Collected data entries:
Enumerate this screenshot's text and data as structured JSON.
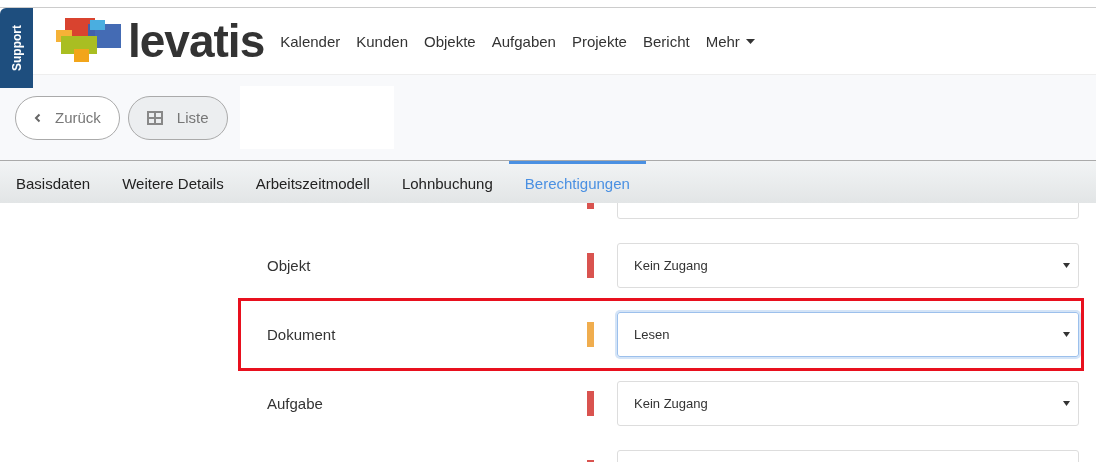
{
  "support_tab": "Support",
  "logo": {
    "wordmark": "levatis"
  },
  "nav": [
    {
      "label": "Kalender",
      "dropdown": false
    },
    {
      "label": "Kunden",
      "dropdown": false
    },
    {
      "label": "Objekte",
      "dropdown": false
    },
    {
      "label": "Aufgaben",
      "dropdown": false
    },
    {
      "label": "Projekte",
      "dropdown": false
    },
    {
      "label": "Bericht",
      "dropdown": false
    },
    {
      "label": "Mehr",
      "dropdown": true
    }
  ],
  "toolbar": {
    "back_button": "Zurück",
    "list_button": "Liste"
  },
  "tabs": [
    {
      "label": "Basisdaten",
      "selected": false
    },
    {
      "label": "Weitere Details",
      "selected": false
    },
    {
      "label": "Arbeitszeitmodell",
      "selected": false
    },
    {
      "label": "Lohnbuchung",
      "selected": false
    },
    {
      "label": "Berechtigungen",
      "selected": true
    }
  ],
  "permissions": [
    {
      "color": "#d9534f",
      "highlighted": false
    },
    {
      "label": "Objekt",
      "color": "#d9534f",
      "value": "Kein Zugang",
      "highlighted": false
    },
    {
      "label": "Dokument",
      "color": "#f0ad4e",
      "value": "Lesen",
      "highlighted": true
    },
    {
      "label": "Aufgabe",
      "color": "#d9534f",
      "value": "Kein Zugang",
      "highlighted": false
    },
    {
      "color": "#d9534f",
      "highlighted": false
    }
  ]
}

What you need to do:
Copy everything in the records above except the pictures, exactly as written.

Problem solution:
Enumerate this screenshot's text and data as structured JSON.
{
  "support_tab": "Support",
  "logo": {
    "wordmark": "levatis"
  },
  "nav": [
    {
      "label": "Kalender",
      "dropdown": false
    },
    {
      "label": "Kunden",
      "dropdown": false
    },
    {
      "label": "Objekte",
      "dropdown": false
    },
    {
      "label": "Aufgaben",
      "dropdown": false
    },
    {
      "label": "Projekte",
      "dropdown": false
    },
    {
      "label": "Bericht",
      "dropdown": false
    },
    {
      "label": "Mehr",
      "dropdown": true
    }
  ],
  "toolbar": {
    "back_button": "Zurück",
    "list_button": "Liste"
  },
  "tabs": [
    {
      "label": "Basisdaten",
      "selected": false
    },
    {
      "label": "Weitere Details",
      "selected": false
    },
    {
      "label": "Arbeitszeitmodell",
      "selected": false
    },
    {
      "label": "Lohnbuchung",
      "selected": false
    },
    {
      "label": "Berechtigungen",
      "selected": true
    }
  ],
  "permissions": [
    {
      "color": "#d9534f",
      "highlighted": false
    },
    {
      "label": "Objekt",
      "color": "#d9534f",
      "value": "Kein Zugang",
      "highlighted": false
    },
    {
      "label": "Dokument",
      "color": "#f0ad4e",
      "value": "Lesen",
      "highlighted": true
    },
    {
      "label": "Aufgabe",
      "color": "#d9534f",
      "value": "Kein Zugang",
      "highlighted": false
    },
    {
      "color": "#d9534f",
      "highlighted": false
    }
  ]
}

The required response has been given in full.